**STATED EXERCISE**
Select, from the data, each line where "parameters" occurs.

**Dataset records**
----

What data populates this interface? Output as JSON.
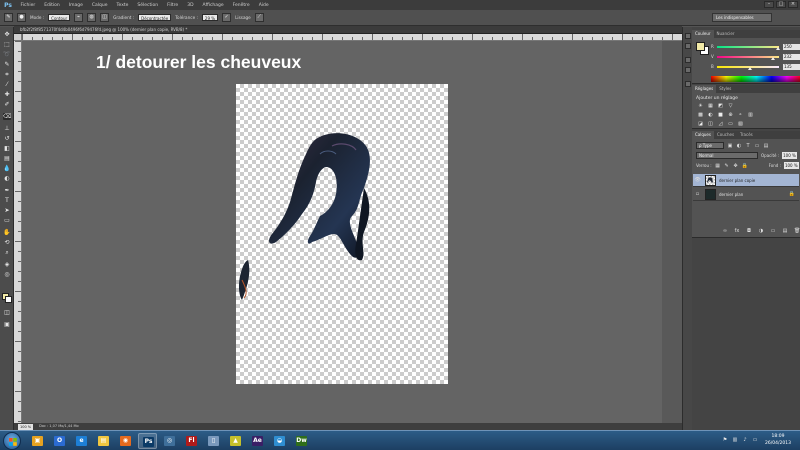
{
  "menubar": {
    "logo": "Ps",
    "items": [
      "Fichier",
      "Edition",
      "Image",
      "Calque",
      "Texte",
      "Sélection",
      "Filtre",
      "3D",
      "Affichage",
      "Fenêtre",
      "Aide"
    ],
    "window_controls": [
      "–",
      "□",
      "×"
    ]
  },
  "options": {
    "mode_label": "Mode :",
    "mode_value": "Contour",
    "shape_label": "Gradient :",
    "shape_value": "Décontractée",
    "tolerance_label": "Tolérance :",
    "tolerance_value": "29 %",
    "smooth_label": "Lissage",
    "workspace": "Les indispensables"
  },
  "document": {
    "tab_title": "bfb2f2f8f8571370f4d4b0496f6d79476fd.jpeg @ 100% (dernier plan copie, RVB/8) *",
    "zoom": "100 %",
    "status": "Doc : 1,07 Mo/1,44 Mo",
    "annotation": "1/ detourer les cheuveux"
  },
  "colors": {
    "foreground": "#f1e9a6",
    "background": "#ffffff",
    "pasteboard": "#646464"
  },
  "color_panel": {
    "tabs": [
      "Couleur",
      "Nuancier"
    ],
    "sliders": [
      {
        "name": "R",
        "value": "250",
        "fraction": 0.98
      },
      {
        "name": "V",
        "value": "232",
        "fraction": 0.91
      },
      {
        "name": "B",
        "value": "135",
        "fraction": 0.53
      }
    ]
  },
  "adjustments_panel": {
    "tabs": [
      "Réglages",
      "Styles"
    ],
    "title": "Ajouter un réglage",
    "icons_row1": [
      "☀",
      "▦",
      "◩",
      "▽"
    ],
    "icons_row2": [
      "▩",
      "◐",
      "■",
      "⊕",
      "⚬",
      "▥"
    ],
    "icons_row3": [
      "◪",
      "◫",
      "◿",
      "▭",
      "▧"
    ]
  },
  "layers_panel": {
    "tabs": [
      "Calques",
      "Couches",
      "Tracés"
    ],
    "kind": "ρ Type",
    "blend_mode": "Normal",
    "opacity_label": "Opacité :",
    "opacity_value": "100 %",
    "lock_label": "Verrou :",
    "fill_label": "Fond :",
    "fill_value": "100 %",
    "layers": [
      {
        "name": "dernier plan copie",
        "visible": true,
        "selected": true
      },
      {
        "name": "dernier plan",
        "visible": false,
        "selected": false
      }
    ],
    "footer_icons": [
      "∞",
      "fx",
      "◘",
      "◑",
      "▭",
      "▤",
      "🗑"
    ]
  },
  "taskbar": {
    "apps": [
      {
        "glyph": "▣",
        "color": "#e5a221"
      },
      {
        "glyph": "O",
        "color": "#2b6bd1"
      },
      {
        "glyph": "e",
        "color": "#1d7fd6"
      },
      {
        "glyph": "▤",
        "color": "#f0c640"
      },
      {
        "glyph": "◉",
        "color": "#e66a1e"
      },
      {
        "glyph": "Ps",
        "color": "#0b3a66"
      },
      {
        "glyph": "◎",
        "color": "#3f6f9a"
      },
      {
        "glyph": "Fl",
        "color": "#b01b1b"
      },
      {
        "glyph": "▯",
        "color": "#7a99bd"
      },
      {
        "glyph": "▲",
        "color": "#c5c02a"
      },
      {
        "glyph": "Ae",
        "color": "#3a1f66"
      },
      {
        "glyph": "◒",
        "color": "#2f8ed1"
      },
      {
        "glyph": "Dw",
        "color": "#2f6e1a"
      }
    ],
    "time": "18:09",
    "date": "26/04/2013"
  }
}
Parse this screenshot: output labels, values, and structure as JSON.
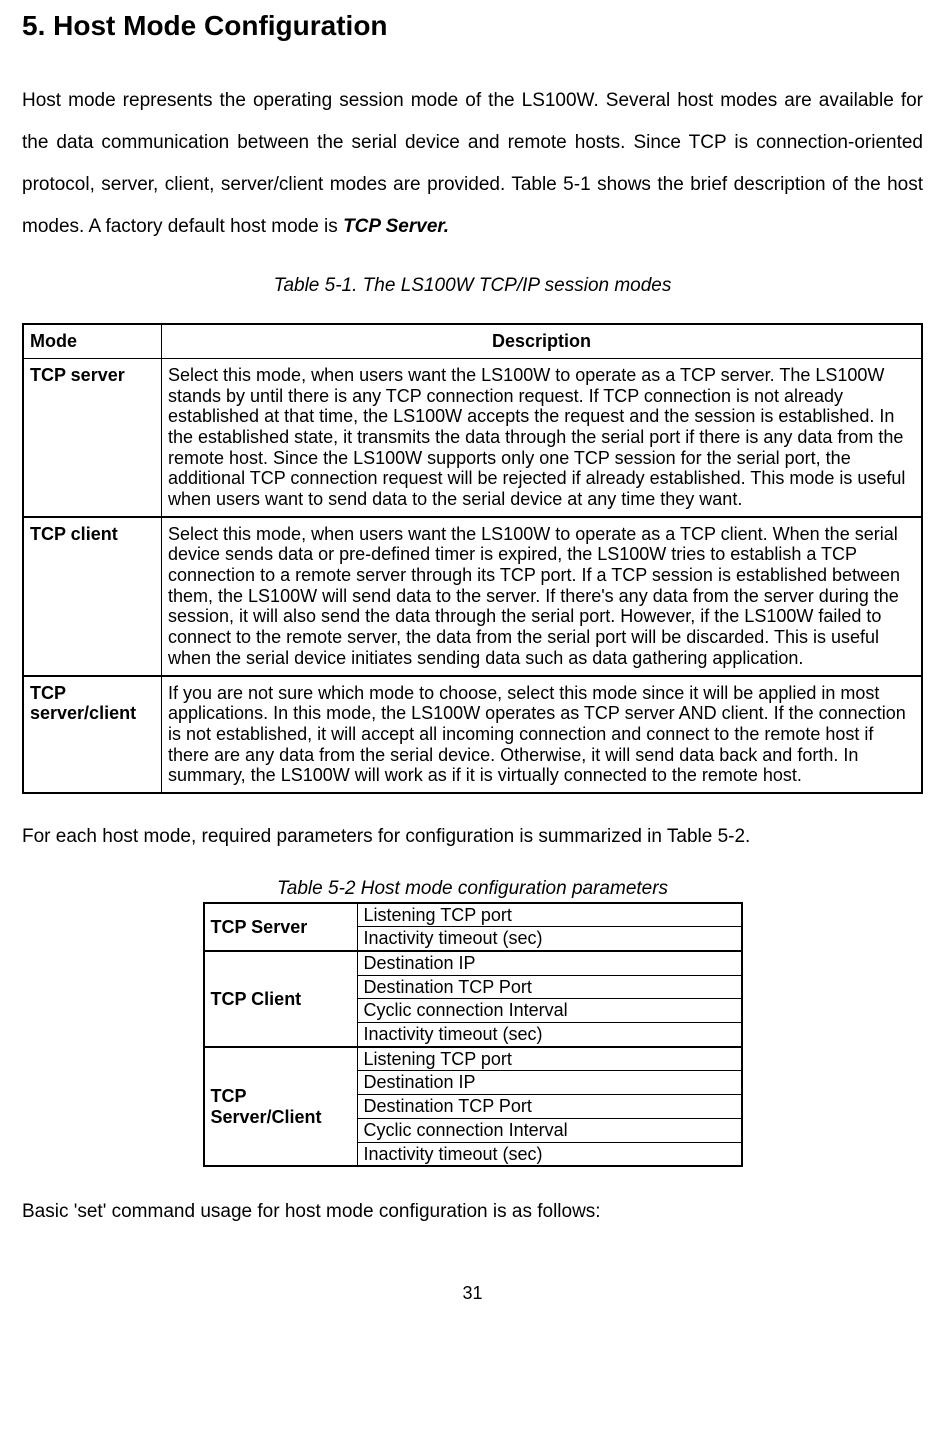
{
  "section_title": "5. Host Mode Configuration",
  "intro": {
    "pre": "Host mode represents the operating session mode of the LS100W. Several host modes are available for the data communication between the serial device and remote hosts. Since TCP is connection-oriented protocol, server, client, server/client modes are provided. Table 5-1 shows the brief description of the host modes. A factory default host mode is ",
    "bold": "TCP Server."
  },
  "table1": {
    "caption": "Table 5-1. The LS100W TCP/IP session modes",
    "headers": {
      "mode": "Mode",
      "desc": "Description"
    },
    "rows": [
      {
        "mode": "TCP server",
        "desc": "Select this mode, when users want the LS100W to operate as a TCP server. The LS100W stands by until there is any TCP connection request. If TCP connection is not already established at that time, the LS100W accepts the request and the session is established. In the established state, it transmits the data through the serial port if there is any data from the remote host. Since the LS100W supports only one TCP session for the serial port, the additional TCP connection request will be rejected if already established. This mode is useful when users want to send data to the serial device at any time they want."
      },
      {
        "mode": "TCP client",
        "desc": "Select this mode, when users want the LS100W to operate as a TCP client. When the serial device sends data or pre-defined timer is expired, the LS100W tries to establish a TCP connection to a remote server through its TCP port. If a TCP session is established between them, the LS100W will send data to the server. If there's any data from the server during the session, it will also send the data through the serial port. However, if the LS100W failed to connect to the remote server, the data from the serial port will be discarded. This is useful when the serial device initiates sending data such as data gathering application."
      },
      {
        "mode": "TCP server/client",
        "desc": "If you are not sure which mode to choose, select this mode since it will be applied in most applications. In this mode, the LS100W operates as TCP server AND client. If the connection is not established, it will accept all incoming connection and connect to the remote host if there are any data from the serial device. Otherwise, it will send data back and forth. In summary, the LS100W will work as if it is virtually connected to the remote host."
      }
    ]
  },
  "mid_text": "For each host mode, required parameters for configuration is summarized in Table 5-2.",
  "table2": {
    "caption": "Table 5-2 Host mode configuration parameters",
    "groups": [
      {
        "label": "TCP Server",
        "params": [
          "Listening TCP port",
          "Inactivity timeout (sec)"
        ]
      },
      {
        "label": "TCP Client",
        "params": [
          "Destination IP",
          "Destination TCP Port",
          "Cyclic connection Interval",
          "Inactivity timeout (sec)"
        ]
      },
      {
        "label": "TCP Server/Client",
        "params": [
          "Listening TCP port",
          "Destination IP",
          "Destination TCP Port",
          "Cyclic connection Interval",
          "Inactivity timeout (sec)"
        ]
      }
    ]
  },
  "closing_text": "Basic 'set' command usage for host mode configuration is as follows:",
  "page_number": "31"
}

----

**THE RESULT**
  "mid_text": "For each host mode, required parameters for configuration is summarized in Table 5-2.",
    "caption": "Table 5-2 Host mode configuration parameters",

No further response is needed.